● Exercise task
Go through the data below. Pull out every line that has the word "kameraa".

● Record extracts
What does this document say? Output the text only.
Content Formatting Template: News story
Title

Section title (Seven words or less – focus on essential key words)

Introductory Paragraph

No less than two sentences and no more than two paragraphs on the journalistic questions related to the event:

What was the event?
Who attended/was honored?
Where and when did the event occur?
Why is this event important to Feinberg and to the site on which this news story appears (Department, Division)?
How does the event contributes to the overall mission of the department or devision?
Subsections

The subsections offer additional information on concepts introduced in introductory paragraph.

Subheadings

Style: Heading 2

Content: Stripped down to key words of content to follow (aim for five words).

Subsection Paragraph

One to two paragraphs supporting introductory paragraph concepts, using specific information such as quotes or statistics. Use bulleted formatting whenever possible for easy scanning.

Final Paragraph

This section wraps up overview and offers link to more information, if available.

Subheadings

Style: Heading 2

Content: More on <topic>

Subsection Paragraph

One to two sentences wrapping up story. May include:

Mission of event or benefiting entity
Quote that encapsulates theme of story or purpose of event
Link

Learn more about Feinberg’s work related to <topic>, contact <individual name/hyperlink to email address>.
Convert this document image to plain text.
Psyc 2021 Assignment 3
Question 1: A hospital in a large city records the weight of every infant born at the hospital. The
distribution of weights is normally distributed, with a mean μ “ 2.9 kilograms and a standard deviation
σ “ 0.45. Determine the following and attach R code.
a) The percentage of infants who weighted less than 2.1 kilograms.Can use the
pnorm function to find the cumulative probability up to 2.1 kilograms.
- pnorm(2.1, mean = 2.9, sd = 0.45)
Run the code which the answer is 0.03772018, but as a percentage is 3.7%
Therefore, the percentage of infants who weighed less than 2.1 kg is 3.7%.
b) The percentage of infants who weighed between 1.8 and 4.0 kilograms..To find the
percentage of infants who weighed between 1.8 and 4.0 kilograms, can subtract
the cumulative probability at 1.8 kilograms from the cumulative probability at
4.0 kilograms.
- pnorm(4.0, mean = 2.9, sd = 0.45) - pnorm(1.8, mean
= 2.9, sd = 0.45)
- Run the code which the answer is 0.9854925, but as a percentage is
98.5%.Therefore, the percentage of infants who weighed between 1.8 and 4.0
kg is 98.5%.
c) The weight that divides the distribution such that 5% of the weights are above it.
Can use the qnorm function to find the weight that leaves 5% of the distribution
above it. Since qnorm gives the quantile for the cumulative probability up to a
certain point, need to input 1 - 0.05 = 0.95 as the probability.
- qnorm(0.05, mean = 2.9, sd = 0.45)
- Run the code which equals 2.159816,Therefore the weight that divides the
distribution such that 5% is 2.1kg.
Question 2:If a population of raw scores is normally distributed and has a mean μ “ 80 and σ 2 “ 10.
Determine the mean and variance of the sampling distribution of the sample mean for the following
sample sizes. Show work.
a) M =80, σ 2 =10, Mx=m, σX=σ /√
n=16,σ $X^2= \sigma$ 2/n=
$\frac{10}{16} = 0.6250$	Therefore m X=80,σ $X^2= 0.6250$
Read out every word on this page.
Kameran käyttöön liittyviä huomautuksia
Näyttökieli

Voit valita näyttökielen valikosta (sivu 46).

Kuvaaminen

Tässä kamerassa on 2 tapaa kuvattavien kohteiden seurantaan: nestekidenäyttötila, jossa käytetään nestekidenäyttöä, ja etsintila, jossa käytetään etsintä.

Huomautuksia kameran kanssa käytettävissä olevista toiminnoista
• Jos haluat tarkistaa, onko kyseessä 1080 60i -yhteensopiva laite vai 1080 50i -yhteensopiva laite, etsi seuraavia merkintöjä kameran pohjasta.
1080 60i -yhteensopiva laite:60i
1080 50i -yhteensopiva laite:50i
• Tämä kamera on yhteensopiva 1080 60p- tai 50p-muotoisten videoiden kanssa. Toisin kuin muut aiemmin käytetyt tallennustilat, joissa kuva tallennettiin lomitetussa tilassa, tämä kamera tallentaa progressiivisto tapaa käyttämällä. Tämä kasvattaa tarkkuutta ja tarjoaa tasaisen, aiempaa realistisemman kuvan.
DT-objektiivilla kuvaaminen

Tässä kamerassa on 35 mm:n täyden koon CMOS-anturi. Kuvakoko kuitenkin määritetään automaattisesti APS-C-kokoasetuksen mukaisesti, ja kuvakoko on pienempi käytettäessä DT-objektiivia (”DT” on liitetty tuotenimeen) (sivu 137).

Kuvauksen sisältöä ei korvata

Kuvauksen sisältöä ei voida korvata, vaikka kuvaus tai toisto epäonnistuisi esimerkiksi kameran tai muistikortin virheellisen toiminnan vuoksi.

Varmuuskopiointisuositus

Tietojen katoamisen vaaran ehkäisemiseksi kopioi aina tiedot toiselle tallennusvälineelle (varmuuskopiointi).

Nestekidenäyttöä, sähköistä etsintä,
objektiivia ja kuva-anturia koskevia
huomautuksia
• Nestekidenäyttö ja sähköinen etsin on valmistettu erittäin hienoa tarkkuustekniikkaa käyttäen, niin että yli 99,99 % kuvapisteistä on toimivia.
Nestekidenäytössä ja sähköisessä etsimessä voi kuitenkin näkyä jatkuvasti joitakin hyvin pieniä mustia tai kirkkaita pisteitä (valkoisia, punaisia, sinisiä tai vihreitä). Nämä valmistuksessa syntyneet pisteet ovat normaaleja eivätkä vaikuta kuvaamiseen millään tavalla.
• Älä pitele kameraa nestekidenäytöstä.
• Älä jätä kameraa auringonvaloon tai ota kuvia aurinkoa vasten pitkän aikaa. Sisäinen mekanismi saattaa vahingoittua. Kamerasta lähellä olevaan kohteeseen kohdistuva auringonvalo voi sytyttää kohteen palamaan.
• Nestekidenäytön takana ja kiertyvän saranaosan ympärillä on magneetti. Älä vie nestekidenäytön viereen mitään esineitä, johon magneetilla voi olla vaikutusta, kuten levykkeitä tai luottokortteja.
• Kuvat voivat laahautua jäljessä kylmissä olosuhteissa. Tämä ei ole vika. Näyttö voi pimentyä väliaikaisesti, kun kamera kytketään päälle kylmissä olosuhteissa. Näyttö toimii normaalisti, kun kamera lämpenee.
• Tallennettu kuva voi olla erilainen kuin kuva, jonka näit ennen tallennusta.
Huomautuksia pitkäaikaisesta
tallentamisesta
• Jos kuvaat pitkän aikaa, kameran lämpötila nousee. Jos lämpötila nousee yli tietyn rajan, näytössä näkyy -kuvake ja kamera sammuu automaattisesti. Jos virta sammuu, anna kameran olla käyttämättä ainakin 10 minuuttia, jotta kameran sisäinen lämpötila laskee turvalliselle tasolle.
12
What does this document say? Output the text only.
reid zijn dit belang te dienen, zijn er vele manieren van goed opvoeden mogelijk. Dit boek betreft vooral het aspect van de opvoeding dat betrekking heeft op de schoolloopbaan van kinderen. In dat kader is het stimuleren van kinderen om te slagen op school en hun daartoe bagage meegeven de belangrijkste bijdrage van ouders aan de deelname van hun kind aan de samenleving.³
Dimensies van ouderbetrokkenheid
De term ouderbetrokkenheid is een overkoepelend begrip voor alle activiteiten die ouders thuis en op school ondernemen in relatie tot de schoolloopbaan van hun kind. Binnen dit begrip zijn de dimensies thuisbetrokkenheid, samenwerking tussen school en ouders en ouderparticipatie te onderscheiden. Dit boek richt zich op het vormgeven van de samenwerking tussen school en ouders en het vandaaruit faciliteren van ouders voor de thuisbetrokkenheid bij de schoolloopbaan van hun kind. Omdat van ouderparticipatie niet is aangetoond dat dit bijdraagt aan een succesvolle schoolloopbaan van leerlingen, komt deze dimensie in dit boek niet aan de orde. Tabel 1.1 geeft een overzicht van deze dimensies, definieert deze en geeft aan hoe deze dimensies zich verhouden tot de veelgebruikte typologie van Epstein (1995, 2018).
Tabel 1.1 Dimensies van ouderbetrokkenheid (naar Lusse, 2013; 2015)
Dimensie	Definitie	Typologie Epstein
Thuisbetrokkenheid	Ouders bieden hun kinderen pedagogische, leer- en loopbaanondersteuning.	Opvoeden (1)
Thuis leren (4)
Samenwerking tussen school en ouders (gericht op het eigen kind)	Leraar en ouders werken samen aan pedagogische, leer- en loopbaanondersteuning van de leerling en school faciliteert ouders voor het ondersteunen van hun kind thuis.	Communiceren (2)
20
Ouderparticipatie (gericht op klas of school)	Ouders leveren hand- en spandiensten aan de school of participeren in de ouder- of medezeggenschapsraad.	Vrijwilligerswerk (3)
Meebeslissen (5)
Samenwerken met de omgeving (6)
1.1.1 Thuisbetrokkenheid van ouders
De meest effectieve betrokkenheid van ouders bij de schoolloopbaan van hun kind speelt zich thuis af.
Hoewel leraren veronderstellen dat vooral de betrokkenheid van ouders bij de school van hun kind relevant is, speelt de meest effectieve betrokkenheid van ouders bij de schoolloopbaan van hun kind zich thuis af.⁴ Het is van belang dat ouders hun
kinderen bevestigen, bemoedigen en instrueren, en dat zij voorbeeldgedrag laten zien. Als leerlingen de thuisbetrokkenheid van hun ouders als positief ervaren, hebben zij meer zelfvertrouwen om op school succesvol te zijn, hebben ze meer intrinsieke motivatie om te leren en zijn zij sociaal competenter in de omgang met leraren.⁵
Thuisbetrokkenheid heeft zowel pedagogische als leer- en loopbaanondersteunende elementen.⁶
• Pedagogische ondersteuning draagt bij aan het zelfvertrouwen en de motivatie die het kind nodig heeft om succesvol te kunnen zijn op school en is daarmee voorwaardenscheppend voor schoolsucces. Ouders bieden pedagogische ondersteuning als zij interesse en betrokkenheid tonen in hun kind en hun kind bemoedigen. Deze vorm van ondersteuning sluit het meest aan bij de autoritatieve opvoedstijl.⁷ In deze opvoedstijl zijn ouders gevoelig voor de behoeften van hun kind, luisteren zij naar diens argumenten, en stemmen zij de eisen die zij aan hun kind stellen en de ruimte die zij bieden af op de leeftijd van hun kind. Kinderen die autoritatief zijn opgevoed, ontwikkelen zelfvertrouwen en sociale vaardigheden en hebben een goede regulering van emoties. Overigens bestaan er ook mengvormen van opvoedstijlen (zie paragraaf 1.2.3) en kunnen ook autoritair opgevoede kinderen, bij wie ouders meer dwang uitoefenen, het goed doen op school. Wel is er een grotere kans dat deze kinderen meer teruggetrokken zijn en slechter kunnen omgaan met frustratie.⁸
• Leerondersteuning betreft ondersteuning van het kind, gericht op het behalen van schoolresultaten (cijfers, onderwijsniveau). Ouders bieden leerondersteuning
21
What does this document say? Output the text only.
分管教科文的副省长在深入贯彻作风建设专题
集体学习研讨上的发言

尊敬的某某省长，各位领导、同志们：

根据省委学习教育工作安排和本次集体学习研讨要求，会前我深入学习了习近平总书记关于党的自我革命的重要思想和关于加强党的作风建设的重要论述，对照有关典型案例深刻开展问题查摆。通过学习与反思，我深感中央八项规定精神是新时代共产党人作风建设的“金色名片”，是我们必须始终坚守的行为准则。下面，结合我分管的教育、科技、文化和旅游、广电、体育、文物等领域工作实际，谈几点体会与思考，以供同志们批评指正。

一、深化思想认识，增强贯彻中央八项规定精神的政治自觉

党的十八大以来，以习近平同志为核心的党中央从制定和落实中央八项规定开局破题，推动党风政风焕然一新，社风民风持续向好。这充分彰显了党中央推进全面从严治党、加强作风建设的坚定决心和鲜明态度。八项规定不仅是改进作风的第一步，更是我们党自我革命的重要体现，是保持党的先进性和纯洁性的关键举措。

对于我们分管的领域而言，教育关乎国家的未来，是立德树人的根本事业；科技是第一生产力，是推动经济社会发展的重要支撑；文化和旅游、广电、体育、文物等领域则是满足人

● The response
• Älä pitele kameraa nestekidenäytöstä.
• Älä jätä kameraa auringonvaloon tai ota kuvia aurinkoa vasten pitkän aikaa. Sisäinen mekanismi saattaa vahingoittua. Kamerasta lähellä olevaan kohteeseen kohdistuva auringonvalo voi sytyttää kohteen palamaan.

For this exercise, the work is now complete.